## REQUIRED WORK
Look through the data below. Collect every line where the word "reporting" occurs.

***** MATERIAL SUPPLIED *****

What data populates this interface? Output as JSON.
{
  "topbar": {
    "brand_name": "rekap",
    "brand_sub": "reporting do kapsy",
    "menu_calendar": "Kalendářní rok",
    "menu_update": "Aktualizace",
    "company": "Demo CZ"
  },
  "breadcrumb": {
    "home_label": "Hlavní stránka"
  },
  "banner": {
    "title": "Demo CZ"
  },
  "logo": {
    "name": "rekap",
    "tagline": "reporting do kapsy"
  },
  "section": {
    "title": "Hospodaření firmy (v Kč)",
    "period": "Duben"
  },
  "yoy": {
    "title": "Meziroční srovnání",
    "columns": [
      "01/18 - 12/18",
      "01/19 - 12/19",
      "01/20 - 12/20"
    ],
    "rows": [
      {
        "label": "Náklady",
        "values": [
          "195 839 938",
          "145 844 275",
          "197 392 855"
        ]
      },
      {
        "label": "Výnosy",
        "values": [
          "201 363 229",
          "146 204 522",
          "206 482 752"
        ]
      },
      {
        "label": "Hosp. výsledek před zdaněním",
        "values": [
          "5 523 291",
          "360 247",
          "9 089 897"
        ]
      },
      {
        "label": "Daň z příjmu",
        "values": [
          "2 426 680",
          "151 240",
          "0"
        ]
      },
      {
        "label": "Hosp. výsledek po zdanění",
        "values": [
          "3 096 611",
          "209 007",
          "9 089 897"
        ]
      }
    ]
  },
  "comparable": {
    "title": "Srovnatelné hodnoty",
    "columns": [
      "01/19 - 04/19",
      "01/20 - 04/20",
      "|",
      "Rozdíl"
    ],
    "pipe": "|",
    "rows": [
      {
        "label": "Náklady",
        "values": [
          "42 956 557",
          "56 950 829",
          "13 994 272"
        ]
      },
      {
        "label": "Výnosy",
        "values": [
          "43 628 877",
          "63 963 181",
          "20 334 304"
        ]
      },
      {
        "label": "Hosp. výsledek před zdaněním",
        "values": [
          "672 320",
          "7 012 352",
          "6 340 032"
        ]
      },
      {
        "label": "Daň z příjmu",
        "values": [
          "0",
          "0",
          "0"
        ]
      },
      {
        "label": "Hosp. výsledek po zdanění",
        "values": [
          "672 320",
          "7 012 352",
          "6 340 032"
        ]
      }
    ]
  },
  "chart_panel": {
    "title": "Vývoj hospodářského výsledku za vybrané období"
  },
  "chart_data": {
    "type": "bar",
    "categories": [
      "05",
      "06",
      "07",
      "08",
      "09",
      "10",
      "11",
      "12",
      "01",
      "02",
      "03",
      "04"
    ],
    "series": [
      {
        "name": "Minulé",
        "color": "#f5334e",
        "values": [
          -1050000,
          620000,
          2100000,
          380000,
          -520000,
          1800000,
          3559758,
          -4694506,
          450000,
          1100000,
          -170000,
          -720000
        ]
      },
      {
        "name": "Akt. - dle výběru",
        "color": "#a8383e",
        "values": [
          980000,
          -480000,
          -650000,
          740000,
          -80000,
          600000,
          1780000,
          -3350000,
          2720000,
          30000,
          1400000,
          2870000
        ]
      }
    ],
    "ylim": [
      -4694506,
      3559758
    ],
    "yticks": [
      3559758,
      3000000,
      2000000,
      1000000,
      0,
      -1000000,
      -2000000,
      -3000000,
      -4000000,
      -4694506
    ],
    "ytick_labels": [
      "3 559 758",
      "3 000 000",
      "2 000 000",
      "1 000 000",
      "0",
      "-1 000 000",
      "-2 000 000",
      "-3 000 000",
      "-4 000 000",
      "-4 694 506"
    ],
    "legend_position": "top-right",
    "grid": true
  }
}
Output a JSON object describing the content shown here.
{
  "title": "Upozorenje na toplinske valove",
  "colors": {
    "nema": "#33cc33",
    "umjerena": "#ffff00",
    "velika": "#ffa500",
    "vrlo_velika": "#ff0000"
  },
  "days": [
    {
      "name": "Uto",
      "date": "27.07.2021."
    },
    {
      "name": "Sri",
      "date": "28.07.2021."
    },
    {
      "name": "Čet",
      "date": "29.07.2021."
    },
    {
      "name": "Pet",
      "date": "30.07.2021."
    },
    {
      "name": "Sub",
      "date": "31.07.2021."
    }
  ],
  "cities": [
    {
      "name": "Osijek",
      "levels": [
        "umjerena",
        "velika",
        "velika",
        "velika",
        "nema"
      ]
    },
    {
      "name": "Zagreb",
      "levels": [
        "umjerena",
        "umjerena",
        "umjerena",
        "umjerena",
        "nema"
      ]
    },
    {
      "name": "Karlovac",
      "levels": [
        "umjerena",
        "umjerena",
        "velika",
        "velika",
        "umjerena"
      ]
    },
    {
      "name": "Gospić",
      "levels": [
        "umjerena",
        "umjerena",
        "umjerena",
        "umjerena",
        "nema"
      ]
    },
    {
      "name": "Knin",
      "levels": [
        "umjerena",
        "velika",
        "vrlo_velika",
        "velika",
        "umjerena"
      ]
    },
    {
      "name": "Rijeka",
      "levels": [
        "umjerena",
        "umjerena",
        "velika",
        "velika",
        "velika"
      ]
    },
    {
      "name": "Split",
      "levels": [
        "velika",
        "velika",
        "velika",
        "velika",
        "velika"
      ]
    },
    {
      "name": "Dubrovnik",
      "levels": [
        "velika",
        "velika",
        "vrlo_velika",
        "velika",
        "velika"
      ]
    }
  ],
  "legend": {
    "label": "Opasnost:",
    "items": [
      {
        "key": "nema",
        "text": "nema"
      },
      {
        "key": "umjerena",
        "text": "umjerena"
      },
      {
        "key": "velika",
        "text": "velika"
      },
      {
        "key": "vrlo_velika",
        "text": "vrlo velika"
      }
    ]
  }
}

*****
***** MATERIAL SUPPLIED *****

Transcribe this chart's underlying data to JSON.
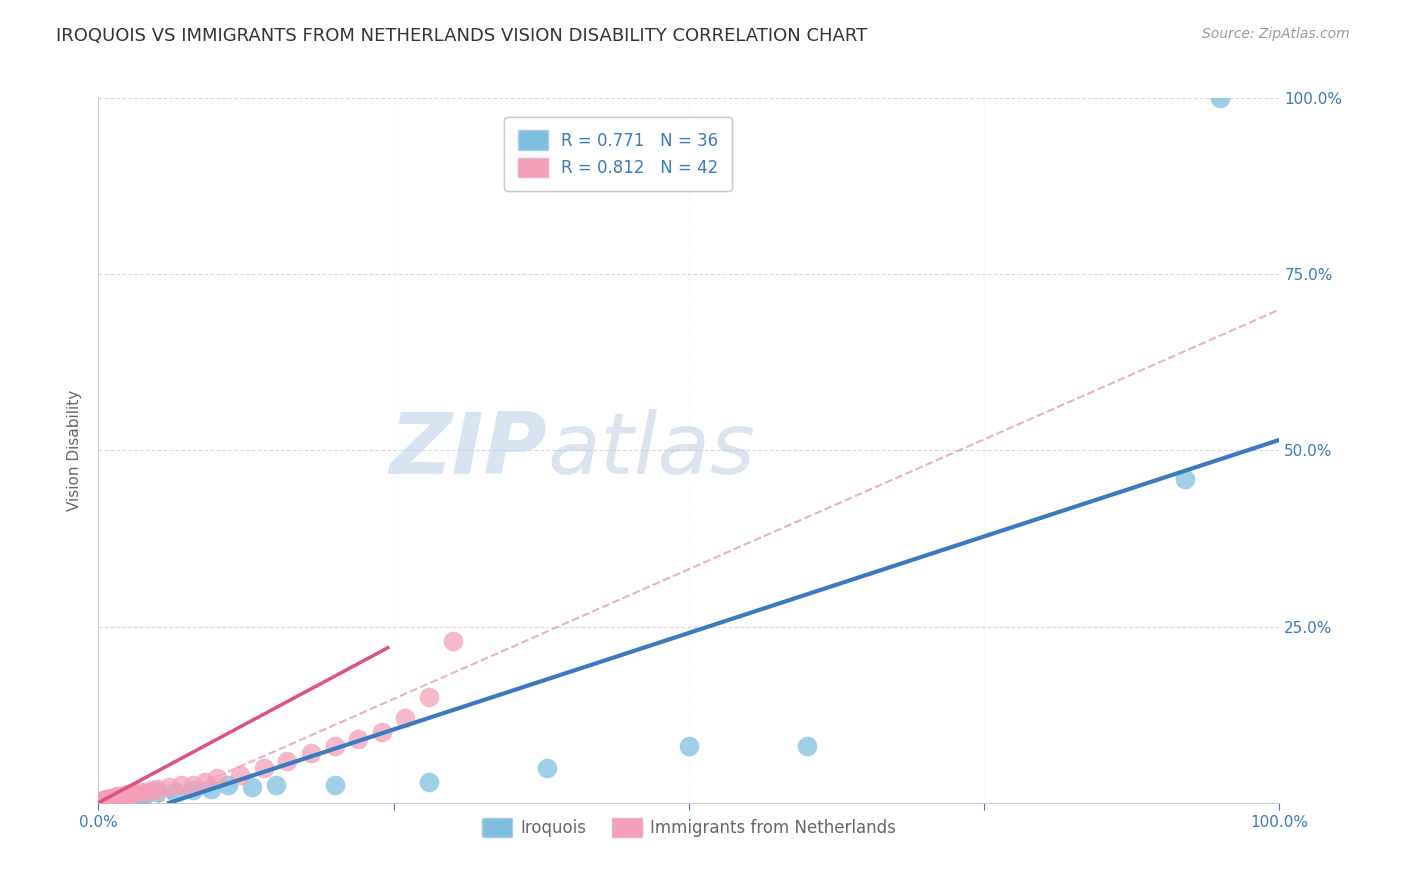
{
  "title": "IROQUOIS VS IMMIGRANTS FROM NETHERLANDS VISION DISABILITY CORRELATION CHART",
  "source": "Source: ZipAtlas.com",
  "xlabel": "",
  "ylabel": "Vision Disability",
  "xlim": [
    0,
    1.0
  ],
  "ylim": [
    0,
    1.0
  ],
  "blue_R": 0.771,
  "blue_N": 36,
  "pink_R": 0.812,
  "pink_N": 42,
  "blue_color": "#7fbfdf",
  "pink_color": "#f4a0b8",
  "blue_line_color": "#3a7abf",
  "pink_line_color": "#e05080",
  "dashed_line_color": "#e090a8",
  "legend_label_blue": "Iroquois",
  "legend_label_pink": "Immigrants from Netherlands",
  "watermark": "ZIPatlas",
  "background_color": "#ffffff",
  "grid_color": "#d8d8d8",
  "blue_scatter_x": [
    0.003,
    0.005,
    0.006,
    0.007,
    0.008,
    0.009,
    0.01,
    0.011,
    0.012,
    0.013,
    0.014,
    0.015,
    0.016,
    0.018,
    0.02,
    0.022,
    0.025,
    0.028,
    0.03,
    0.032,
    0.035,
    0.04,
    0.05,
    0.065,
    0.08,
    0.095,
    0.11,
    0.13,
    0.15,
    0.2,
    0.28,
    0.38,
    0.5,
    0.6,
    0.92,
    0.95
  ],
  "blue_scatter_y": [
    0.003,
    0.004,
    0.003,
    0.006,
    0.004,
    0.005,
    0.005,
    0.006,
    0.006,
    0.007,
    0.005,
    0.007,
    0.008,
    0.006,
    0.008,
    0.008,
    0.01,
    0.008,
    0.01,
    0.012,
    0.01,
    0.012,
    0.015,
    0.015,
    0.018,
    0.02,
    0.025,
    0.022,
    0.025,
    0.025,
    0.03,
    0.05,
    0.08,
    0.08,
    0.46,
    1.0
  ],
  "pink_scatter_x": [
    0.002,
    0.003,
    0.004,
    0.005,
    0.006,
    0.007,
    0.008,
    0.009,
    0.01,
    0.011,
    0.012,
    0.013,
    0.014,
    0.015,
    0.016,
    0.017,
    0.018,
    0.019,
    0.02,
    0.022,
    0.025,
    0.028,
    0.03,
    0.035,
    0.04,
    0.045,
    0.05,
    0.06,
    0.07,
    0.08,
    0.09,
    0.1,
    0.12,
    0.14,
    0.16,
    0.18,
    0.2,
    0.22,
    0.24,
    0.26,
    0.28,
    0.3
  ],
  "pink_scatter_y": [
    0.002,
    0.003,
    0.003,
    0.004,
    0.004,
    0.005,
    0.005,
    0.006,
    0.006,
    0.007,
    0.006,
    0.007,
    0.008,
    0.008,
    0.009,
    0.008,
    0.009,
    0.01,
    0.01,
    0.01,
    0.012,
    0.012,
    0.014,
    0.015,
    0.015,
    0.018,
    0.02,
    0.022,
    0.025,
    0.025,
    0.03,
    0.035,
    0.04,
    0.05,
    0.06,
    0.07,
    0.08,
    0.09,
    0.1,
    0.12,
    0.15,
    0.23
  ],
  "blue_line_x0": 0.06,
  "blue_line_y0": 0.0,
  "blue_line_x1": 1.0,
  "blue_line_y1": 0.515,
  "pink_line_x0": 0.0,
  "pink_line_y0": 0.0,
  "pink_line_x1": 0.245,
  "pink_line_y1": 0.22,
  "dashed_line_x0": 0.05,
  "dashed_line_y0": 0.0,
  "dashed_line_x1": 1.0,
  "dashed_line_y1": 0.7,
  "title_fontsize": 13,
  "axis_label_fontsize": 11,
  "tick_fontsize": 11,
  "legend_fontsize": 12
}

*****

## FINAL RESULT
    "brand_sub": "reporting do kapsy",
    "tagline": "reporting do kapsy"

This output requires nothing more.